GIVEN ENTRIES:
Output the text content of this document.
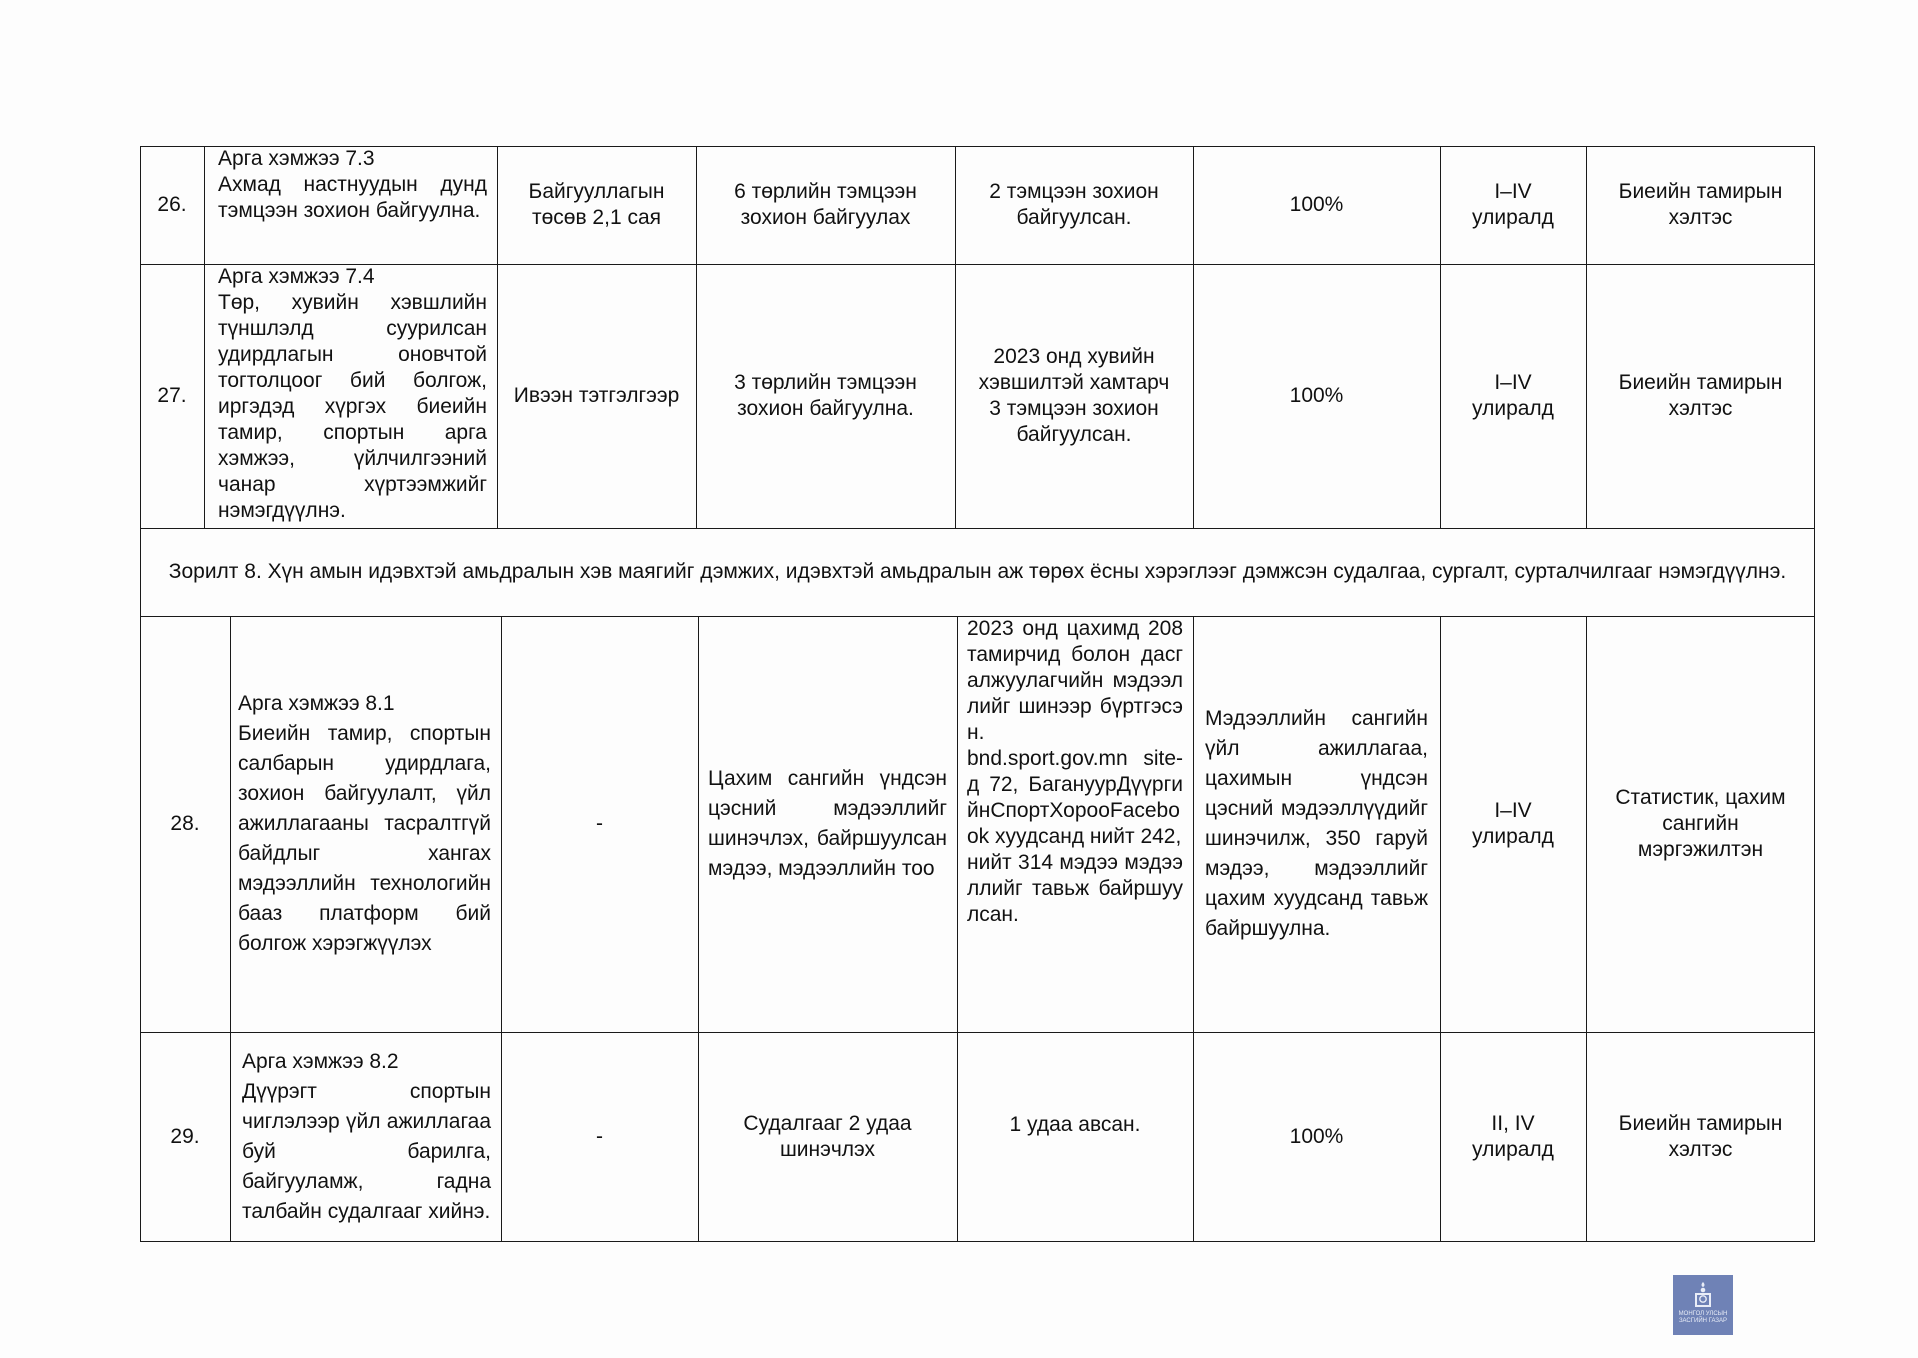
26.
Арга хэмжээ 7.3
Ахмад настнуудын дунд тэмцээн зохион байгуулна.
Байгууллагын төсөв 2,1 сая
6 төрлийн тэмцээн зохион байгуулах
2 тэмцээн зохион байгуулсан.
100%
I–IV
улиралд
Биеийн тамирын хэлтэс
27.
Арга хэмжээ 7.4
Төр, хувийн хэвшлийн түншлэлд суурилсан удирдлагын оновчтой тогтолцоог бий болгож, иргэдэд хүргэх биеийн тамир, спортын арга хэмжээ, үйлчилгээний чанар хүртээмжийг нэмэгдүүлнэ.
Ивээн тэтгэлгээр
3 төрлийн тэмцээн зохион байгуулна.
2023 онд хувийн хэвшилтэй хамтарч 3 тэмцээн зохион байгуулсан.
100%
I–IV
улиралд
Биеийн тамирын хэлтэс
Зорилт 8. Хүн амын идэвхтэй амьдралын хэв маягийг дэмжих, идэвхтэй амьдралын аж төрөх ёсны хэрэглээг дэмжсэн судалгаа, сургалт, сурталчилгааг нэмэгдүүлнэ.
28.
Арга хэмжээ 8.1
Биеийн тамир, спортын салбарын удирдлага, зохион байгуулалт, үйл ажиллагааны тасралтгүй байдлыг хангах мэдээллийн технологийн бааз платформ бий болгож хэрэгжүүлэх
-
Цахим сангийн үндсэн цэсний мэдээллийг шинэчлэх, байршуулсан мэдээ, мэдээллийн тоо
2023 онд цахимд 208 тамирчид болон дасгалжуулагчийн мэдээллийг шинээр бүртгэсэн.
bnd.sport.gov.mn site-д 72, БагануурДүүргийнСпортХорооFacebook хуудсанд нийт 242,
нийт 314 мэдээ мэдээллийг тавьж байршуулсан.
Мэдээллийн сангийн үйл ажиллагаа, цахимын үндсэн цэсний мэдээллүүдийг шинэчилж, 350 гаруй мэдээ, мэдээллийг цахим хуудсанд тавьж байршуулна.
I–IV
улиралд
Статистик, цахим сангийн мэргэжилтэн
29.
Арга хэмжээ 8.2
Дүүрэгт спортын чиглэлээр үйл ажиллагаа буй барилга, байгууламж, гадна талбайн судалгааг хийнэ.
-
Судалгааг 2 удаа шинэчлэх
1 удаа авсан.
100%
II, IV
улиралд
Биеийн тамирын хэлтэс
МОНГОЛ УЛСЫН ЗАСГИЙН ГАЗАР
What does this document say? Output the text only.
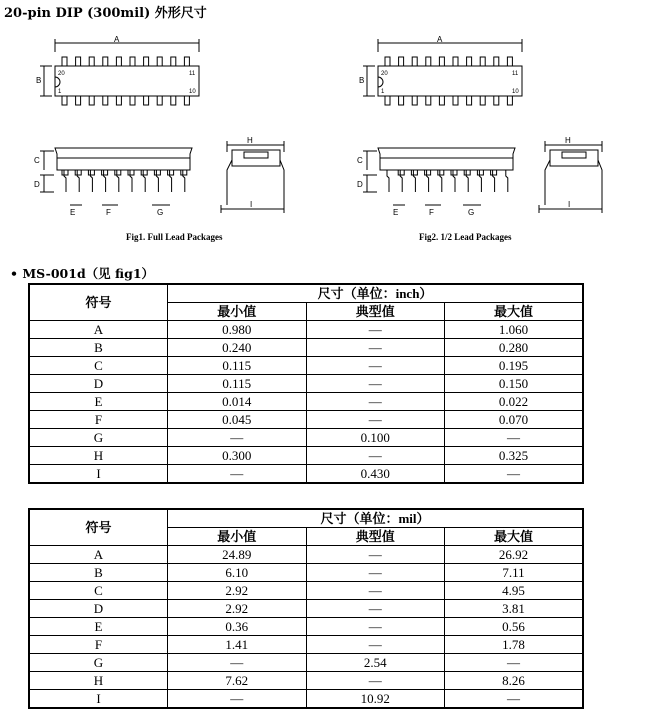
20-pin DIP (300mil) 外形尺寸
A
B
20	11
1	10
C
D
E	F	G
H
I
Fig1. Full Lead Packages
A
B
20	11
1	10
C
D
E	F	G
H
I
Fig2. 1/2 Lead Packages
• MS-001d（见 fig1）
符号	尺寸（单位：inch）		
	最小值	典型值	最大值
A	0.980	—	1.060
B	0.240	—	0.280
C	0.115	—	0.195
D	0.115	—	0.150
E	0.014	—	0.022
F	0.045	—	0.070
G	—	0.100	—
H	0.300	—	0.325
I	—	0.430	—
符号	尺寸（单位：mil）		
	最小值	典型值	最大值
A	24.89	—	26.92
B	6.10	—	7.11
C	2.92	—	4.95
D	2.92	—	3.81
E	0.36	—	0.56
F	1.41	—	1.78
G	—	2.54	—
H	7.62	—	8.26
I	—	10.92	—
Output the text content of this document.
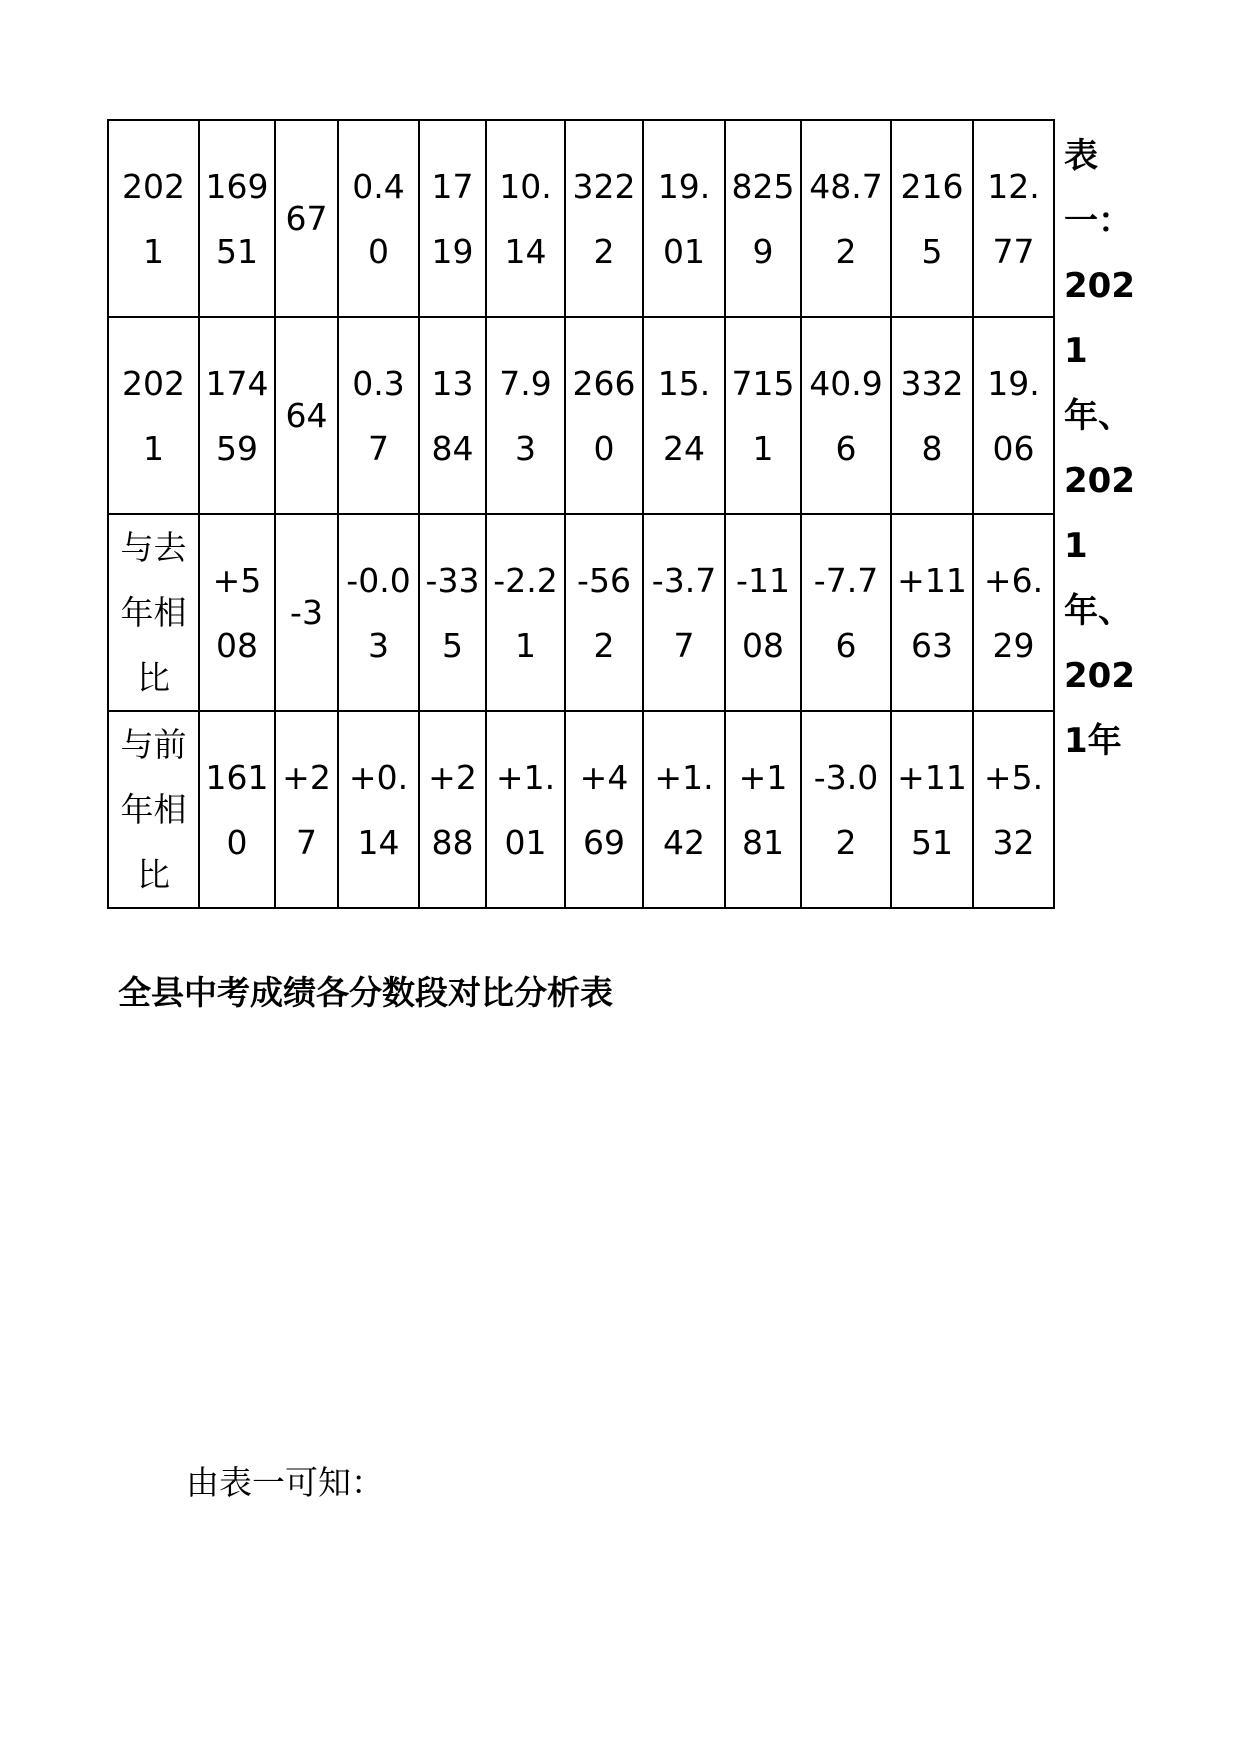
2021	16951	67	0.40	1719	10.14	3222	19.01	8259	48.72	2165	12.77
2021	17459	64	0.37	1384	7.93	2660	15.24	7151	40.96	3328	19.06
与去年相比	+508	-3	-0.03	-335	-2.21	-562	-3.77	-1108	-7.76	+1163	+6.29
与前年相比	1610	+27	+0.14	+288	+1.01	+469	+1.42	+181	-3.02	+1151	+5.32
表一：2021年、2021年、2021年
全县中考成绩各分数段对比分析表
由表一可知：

STATED GOAL: The material above must be printed exactly, with its pictures left out.

COMPLETED EXERCISE:
Output the text content of this document.
26.
Арга хэмжээ 7.3
Ахмад настнуудын дунд тэмцээн зохион байгуулна.
Байгууллагын төсөв 2,1 сая
6 төрлийн тэмцээн зохион байгуулах
2 тэмцээн зохион байгуулсан.
100%
I–IV
улиралд
Биеийн тамирын хэлтэс
27.
Арга хэмжээ 7.4
Төр, хувийн хэвшлийн түншлэлд суурилсан удирдлагын оновчтой тогтолцоог бий болгож, иргэдэд хүргэх биеийн тамир, спортын арга хэмжээ, үйлчилгээний чанар хүртээмжийг нэмэгдүүлнэ.
Ивээн тэтгэлгээр
3 төрлийн тэмцээн зохион байгуулна.
2023 онд хувийн хэвшилтэй хамтарч 3 тэмцээн зохион байгуулсан.
100%
I–IV
улиралд
Биеийн тамирын хэлтэс
Зорилт 8. Хүн амын идэвхтэй амьдралын хэв маягийг дэмжих, идэвхтэй амьдралын аж төрөх ёсны хэрэглээг дэмжсэн судалгаа, сургалт, сурталчилгааг нэмэгдүүлнэ.
28.
Арга хэмжээ 8.1
Биеийн тамир, спортын салбарын удирдлага, зохион байгуулалт, үйл ажиллагааны тасралтгүй байдлыг хангах мэдээллийн технологийн бааз платформ бий болгож хэрэгжүүлэх
-
Цахим сангийн үндсэн цэсний мэдээллийг шинэчлэх, байршуулсан мэдээ, мэдээллийн тоо
2023 онд цахимд 208 тамирчид болон дасгалжуулагчийн мэдээллийг шинээр бүртгэсэн.
bnd.sport.gov.mn site-д 72, БагануурДүүргийнСпортХорооFacebook хуудсанд нийт 242,
нийт 314 мэдээ мэдээллийг тавьж байршуулсан.
Мэдээллийн сангийн үйл ажиллагаа, цахимын үндсэн цэсний мэдээллүүдийг шинэчилж, 350 гаруй мэдээ, мэдээллийг цахим хуудсанд тавьж байршуулна.
I–IV
улиралд
Статистик, цахим сангийн мэргэжилтэн
29.
Арга хэмжээ 8.2
Дүүрэгт спортын чиглэлээр үйл ажиллагаа буй барилга, байгууламж, гадна талбайн судалгааг хийнэ.
-
Судалгааг 2 удаа шинэчлэх
1 удаа авсан.
100%
II, IV
улиралд
Биеийн тамирын хэлтэс
МОНГОЛ УЛСЫН ЗАСГИЙН ГАЗАР
What does this document say? Output the text only.
20-pin DIP (300mil) 外形尺寸
A
B
20	11
1	10
C
D
E	F	G
H
I
Fig1. Full Lead Packages
A
B
20	11
1	10
C
D
E	F	G
H
I
Fig2. 1/2 Lead Packages
• MS-001d（见 fig1）
符号	尺寸（单位：inch）		
	最小值	典型值	最大值
A	0.980	—	1.060
B	0.240	—	0.280
C	0.115	—	0.195
D	0.115	—	0.150
E	0.014	—	0.022
F	0.045	—	0.070
G	—	0.100	—
H	0.300	—	0.325
I	—	0.430	—
符号	尺寸（单位：mil）		
	最小值	典型值	最大值
A	24.89	—	26.92
B	6.10	—	7.11
C	2.92	—	4.95
D	2.92	—	3.81
E	0.36	—	0.56
F	1.41	—	1.78
G	—	2.54	—
H	7.62	—	8.26
I	—	10.92	—
Output the text content of this document.
2021	16951	67	0.40	1719	10.14	3222	19.01	8259	48.72	2165	12.77
2021	17459	64	0.37	1384	7.93	2660	15.24	7151	40.96	3328	19.06
与去年相比	+508	-3	-0.03	-335	-2.21	-562	-3.77	-1108	-7.76	+1163	+6.29
与前年相比	1610	+27	+0.14	+288	+1.01	+469	+1.42	+181	-3.02	+1151	+5.32
表一：2021年、2021年、2021年
全县中考成绩各分数段对比分析表
由表一可知：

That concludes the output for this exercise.